Stored records:
** Begin **
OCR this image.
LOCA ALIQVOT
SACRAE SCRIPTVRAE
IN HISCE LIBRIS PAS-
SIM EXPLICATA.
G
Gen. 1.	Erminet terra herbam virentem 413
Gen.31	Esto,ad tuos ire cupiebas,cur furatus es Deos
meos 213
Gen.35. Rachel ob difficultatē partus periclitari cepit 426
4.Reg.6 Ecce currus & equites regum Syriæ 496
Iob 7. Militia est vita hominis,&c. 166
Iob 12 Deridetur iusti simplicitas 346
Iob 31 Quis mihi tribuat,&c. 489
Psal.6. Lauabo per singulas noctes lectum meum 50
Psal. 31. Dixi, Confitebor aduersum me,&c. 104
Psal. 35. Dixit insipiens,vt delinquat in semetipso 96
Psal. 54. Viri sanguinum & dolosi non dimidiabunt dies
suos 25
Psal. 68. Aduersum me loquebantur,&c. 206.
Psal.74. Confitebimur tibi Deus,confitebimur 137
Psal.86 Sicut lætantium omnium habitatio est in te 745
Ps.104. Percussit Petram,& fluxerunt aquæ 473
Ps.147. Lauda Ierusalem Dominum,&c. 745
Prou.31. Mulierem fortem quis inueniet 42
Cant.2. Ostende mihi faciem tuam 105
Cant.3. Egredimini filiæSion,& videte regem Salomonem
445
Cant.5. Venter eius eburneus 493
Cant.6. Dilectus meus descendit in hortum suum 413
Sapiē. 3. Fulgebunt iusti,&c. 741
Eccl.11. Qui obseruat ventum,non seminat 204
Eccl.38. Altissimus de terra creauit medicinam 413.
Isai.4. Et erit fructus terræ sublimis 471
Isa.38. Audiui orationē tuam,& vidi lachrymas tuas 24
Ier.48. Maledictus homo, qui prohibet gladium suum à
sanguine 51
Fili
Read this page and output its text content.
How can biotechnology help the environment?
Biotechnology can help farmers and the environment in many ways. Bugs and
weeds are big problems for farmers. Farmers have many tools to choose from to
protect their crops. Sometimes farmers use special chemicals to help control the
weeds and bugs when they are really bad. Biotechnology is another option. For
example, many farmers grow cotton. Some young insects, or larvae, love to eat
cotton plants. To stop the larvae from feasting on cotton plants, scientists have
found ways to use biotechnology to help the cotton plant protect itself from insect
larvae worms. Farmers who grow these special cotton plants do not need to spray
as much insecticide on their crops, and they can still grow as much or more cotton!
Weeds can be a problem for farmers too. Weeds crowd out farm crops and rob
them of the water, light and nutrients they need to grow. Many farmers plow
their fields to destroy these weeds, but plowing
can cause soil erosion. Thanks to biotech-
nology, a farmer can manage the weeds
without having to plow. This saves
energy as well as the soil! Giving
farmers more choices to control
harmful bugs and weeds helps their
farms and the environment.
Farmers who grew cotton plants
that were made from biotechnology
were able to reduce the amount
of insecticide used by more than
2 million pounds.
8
** End **
From the entries above, list each line with "their" in it.

protect their crops. Sometimes farmers use special chemicals to help control the
as much insecticide on their crops, and they can still grow as much or more cotton!
their fields to destroy these weeds, but plowing
harmful bugs and weeds helps their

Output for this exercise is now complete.